Information provided:
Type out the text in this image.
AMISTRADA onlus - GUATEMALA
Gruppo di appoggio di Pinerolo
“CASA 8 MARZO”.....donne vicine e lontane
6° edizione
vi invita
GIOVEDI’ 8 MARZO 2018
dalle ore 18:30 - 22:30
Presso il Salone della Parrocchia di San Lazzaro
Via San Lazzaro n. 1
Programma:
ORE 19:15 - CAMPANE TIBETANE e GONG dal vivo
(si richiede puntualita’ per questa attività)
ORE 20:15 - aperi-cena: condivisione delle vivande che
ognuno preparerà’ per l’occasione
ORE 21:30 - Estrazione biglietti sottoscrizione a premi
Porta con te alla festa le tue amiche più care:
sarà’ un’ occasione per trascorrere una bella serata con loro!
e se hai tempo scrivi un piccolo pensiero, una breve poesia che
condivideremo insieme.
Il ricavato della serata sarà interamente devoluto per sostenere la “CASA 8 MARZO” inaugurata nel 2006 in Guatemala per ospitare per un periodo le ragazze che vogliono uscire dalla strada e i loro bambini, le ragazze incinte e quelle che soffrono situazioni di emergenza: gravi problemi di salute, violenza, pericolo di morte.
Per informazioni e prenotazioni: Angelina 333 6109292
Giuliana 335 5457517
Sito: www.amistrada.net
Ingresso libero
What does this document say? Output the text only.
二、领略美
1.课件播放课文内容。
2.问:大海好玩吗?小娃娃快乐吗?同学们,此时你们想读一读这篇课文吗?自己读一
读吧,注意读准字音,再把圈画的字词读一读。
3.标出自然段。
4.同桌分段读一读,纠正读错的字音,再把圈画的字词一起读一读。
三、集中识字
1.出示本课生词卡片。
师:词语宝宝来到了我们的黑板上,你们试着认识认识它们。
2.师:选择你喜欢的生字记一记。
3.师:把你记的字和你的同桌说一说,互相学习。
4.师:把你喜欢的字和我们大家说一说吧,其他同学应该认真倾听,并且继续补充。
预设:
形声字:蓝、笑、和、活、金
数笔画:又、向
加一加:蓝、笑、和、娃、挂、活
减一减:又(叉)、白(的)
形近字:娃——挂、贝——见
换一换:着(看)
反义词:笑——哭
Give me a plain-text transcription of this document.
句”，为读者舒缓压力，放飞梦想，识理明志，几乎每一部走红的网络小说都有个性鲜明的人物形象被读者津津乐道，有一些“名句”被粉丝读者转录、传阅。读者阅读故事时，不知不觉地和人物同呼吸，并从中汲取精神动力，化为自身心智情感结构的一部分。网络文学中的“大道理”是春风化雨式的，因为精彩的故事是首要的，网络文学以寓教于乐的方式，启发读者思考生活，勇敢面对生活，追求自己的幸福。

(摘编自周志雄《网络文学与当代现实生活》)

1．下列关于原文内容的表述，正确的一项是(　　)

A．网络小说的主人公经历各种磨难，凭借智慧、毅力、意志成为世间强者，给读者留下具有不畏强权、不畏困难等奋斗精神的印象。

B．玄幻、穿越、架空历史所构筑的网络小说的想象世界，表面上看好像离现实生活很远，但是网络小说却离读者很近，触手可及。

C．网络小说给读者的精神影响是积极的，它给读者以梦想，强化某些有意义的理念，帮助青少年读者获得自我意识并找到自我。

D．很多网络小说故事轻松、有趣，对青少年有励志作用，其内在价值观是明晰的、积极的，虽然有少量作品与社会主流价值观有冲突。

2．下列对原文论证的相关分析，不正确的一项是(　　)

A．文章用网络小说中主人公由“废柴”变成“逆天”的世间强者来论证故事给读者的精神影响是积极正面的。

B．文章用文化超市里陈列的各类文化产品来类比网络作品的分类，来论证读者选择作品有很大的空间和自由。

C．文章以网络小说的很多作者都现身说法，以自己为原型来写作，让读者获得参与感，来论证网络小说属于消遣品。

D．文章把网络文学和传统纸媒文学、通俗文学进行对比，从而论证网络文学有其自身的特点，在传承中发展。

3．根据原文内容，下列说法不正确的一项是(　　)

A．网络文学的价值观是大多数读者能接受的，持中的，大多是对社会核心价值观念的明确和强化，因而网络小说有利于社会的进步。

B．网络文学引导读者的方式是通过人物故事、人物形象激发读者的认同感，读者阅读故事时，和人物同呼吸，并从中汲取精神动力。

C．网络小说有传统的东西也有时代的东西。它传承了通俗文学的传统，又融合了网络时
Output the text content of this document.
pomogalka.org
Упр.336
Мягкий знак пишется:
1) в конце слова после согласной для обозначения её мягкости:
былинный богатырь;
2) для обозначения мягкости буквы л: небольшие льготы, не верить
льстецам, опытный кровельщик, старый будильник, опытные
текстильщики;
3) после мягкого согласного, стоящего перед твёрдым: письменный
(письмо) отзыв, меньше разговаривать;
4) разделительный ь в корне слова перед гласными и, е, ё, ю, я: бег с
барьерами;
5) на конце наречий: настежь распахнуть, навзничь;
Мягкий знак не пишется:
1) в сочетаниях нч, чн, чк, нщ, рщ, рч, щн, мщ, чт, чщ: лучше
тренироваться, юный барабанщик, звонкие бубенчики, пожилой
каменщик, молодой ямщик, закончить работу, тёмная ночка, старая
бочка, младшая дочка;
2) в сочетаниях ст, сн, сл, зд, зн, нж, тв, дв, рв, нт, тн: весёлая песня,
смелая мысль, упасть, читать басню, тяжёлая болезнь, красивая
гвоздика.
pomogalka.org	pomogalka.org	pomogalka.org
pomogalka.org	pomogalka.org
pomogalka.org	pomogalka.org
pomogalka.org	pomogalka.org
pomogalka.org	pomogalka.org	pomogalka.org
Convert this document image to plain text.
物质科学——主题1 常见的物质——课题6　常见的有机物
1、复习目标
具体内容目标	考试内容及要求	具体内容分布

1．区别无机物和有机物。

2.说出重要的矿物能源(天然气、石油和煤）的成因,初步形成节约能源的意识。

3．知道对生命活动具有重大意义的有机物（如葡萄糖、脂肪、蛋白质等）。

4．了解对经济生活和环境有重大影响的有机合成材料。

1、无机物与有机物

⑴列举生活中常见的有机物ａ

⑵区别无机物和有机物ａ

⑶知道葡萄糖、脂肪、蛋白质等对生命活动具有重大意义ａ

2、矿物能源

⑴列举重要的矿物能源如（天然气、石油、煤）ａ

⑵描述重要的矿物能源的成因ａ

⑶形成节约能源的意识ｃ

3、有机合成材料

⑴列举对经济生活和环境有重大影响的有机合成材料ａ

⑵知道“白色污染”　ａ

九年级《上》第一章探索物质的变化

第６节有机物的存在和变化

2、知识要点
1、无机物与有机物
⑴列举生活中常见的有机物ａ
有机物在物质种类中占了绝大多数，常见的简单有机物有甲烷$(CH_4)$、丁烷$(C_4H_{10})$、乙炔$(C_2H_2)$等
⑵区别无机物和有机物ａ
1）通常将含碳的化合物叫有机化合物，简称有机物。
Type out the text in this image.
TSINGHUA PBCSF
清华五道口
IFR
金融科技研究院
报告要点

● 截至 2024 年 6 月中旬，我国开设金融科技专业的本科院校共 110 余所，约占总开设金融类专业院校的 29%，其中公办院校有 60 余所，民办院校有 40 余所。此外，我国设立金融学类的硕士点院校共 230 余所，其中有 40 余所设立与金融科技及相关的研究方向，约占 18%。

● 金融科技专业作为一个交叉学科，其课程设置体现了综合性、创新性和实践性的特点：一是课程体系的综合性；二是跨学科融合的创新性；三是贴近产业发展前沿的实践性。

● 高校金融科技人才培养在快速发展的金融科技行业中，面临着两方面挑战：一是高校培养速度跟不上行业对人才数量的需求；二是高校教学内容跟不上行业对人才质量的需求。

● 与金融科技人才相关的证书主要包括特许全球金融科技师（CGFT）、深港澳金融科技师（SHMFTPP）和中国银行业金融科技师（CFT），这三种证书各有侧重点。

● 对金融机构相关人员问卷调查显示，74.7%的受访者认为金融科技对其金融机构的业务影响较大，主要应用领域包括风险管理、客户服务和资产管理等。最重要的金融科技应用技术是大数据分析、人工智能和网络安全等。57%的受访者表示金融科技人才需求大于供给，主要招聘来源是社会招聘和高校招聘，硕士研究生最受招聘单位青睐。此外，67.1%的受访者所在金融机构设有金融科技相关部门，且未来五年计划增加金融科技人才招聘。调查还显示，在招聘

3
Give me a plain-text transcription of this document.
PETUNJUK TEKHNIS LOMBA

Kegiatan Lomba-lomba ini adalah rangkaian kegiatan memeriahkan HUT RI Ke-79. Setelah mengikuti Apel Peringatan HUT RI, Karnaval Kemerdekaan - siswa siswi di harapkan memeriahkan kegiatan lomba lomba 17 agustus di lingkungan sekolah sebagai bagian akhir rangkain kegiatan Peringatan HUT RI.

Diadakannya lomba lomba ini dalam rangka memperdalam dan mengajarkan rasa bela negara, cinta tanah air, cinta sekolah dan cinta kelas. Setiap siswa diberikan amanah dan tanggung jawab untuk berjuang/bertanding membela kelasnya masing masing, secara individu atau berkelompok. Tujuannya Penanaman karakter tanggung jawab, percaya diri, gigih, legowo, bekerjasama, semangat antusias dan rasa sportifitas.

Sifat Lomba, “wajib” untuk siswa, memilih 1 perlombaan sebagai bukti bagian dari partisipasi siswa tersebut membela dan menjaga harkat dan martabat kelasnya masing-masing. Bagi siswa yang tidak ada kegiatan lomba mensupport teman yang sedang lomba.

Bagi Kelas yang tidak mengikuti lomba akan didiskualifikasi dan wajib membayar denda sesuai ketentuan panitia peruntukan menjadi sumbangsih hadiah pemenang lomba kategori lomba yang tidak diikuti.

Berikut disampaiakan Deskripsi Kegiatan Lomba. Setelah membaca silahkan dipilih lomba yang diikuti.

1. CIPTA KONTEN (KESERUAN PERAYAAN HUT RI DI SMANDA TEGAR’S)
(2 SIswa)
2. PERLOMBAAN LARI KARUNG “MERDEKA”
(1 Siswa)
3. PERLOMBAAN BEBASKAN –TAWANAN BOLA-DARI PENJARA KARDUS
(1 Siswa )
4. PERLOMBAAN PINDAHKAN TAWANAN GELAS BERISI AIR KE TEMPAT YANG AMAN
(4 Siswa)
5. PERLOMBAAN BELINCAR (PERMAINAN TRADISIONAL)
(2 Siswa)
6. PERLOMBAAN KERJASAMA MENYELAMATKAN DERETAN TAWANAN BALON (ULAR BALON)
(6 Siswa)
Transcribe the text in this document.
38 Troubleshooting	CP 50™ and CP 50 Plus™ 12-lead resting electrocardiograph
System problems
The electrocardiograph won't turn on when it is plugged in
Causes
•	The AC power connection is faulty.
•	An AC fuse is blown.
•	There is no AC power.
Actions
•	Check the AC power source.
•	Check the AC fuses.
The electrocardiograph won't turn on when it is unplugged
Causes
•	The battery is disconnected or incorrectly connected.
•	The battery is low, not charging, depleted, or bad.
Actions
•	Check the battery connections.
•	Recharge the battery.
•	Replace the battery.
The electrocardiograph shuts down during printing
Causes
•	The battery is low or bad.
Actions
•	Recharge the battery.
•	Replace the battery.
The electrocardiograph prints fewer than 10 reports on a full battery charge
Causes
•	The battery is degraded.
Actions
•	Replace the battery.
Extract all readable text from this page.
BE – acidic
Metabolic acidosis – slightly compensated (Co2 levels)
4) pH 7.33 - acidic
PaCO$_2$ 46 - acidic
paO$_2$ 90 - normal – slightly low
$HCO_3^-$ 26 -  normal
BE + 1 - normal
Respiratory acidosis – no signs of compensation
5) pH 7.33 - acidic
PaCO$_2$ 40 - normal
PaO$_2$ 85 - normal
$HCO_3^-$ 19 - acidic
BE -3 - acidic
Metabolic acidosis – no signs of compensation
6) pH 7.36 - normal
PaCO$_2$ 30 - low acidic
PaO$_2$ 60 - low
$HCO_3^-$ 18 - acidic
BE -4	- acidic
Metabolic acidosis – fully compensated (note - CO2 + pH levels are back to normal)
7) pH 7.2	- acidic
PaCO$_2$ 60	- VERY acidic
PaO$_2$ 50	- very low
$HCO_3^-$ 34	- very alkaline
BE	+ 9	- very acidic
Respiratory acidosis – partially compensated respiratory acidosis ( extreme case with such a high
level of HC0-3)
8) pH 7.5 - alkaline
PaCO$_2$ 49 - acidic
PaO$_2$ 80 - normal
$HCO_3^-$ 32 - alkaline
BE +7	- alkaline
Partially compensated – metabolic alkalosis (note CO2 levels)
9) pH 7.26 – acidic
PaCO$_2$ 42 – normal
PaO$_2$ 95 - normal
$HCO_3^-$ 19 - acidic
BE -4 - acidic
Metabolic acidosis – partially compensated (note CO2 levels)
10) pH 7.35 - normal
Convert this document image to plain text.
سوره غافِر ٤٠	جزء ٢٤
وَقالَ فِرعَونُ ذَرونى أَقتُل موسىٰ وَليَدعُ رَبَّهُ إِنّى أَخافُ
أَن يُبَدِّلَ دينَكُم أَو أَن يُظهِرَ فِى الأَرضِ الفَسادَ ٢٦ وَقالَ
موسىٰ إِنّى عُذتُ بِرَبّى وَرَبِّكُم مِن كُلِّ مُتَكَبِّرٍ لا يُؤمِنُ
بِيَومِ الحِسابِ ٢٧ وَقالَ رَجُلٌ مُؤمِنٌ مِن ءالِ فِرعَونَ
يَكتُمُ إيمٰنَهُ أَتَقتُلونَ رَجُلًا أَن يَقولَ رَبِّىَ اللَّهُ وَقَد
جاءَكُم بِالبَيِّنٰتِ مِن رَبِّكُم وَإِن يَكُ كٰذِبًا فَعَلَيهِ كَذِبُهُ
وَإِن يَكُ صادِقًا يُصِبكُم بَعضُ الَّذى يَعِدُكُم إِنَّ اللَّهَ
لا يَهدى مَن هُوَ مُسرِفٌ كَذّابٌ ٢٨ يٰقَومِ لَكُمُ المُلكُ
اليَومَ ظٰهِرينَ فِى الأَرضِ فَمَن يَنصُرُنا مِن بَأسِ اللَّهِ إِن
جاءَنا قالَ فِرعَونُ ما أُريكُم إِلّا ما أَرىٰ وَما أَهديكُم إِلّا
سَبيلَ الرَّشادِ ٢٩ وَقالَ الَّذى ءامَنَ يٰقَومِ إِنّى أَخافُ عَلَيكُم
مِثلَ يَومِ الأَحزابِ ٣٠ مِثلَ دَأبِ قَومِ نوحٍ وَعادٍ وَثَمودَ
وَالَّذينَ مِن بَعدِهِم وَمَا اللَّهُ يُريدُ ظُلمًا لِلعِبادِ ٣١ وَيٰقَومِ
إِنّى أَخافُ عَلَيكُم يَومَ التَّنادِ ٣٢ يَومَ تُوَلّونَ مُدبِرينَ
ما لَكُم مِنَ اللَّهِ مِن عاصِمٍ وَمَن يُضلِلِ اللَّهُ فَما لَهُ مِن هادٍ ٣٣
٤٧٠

Task statement:
Read the data above and pull out each line that holds the string "electrocardiograph".

Solved exercise:
38 Troubleshooting	CP 50™ and CP 50 Plus™ 12-lead resting electrocardiograph
The electrocardiograph won't turn on when it is plugged in
The electrocardiograph won't turn on when it is unplugged
The electrocardiograph shuts down during printing
The electrocardiograph prints fewer than 10 reports on a full battery charge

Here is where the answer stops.